- **Given problem A**
Put the entries into a numbered list, from the first line of the entries up to and including the line with "point — [660, 306, 671, 316]", leaving out any blank lines.
--- start of Document section ---
You need to be a member of Organic Gardening & Permaculture to add comments!

Comment by Tree Lees on October 30, 2011 at 9:37am


I already have my work cut out for me as it is. Sorry, but I cannot take on another effort. I am not able to be a signature gatherer for you.


Comment by Jeanne on October 30, 2011 at 8:43am
Wow Trees this is just jam packed with information. Loved the water garden idea. Texas needs to get on board with this idea too. And the waterless sprouts idea.... I have some friends that live on boats and water was an issue for growing sprouts. This could be real bonus. Making living oil has my interest too. Just makes real good sense to capture all those nutrients in the sprouting stage.
--- end of Document section ---
--- start of Extracted records ---
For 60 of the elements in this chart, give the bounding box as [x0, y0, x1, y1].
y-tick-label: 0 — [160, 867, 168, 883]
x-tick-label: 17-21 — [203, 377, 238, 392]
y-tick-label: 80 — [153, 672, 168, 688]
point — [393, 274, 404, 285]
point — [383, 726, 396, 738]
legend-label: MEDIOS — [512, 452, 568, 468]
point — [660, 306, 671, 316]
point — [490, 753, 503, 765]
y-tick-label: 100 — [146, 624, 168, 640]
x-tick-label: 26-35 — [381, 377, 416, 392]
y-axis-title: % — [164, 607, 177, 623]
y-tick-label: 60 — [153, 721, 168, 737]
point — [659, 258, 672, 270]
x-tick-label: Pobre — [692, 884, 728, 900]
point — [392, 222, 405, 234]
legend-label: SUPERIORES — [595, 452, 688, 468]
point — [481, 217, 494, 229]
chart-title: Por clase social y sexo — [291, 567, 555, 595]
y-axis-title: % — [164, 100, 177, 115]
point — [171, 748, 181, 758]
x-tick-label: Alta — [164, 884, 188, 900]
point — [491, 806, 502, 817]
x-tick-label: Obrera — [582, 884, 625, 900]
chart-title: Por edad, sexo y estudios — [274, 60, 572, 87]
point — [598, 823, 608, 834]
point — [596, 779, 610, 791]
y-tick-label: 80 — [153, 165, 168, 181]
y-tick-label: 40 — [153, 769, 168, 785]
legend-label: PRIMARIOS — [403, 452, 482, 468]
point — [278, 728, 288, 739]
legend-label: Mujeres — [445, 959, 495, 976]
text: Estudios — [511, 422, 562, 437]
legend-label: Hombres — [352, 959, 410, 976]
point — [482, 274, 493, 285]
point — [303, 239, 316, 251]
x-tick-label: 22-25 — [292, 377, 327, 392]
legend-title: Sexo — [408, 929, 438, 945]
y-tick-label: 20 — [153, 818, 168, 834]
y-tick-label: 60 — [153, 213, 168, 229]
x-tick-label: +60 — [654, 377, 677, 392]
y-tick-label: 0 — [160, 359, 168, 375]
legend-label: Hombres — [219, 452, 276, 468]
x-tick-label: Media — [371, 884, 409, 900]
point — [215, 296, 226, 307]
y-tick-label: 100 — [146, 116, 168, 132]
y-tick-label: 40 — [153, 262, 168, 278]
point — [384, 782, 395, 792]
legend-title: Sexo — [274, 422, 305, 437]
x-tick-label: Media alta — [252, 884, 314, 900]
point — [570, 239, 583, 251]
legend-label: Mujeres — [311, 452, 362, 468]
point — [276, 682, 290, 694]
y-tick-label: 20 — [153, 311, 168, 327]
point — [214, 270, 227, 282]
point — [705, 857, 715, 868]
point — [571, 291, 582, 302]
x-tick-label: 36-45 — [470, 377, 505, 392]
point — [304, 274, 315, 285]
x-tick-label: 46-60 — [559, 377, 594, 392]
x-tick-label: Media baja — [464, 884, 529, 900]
--- end of Extracted records ---
- **Given problem B**
Answer these questions about the gardening comment thread:
(i) On what date and at what time did Tree Lees post a comment?
(ii) Which state does Jeanne say needs to get on board with the water garden idea?
(iii) What was an issue for growing sprouts for Jeanne's friends who live on boats?

- **Solution A**
1. For 60 of the elements in this chart, give the bounding box as [x0, y0, x1, y1].
2. y-tick-label: 0 — [160, 867, 168, 883]
3. x-tick-label: 17-21 — [203, 377, 238, 392]
4. y-tick-label: 80 — [153, 672, 168, 688]
5. point — [393, 274, 404, 285]
6. point — [383, 726, 396, 738]
7. legend-label: MEDIOS — [512, 452, 568, 468]
8. point — [660, 306, 671, 316]

- **Solution B**
(i) October 30, 2011, at 9:37am
(ii) Texas
(iii) Water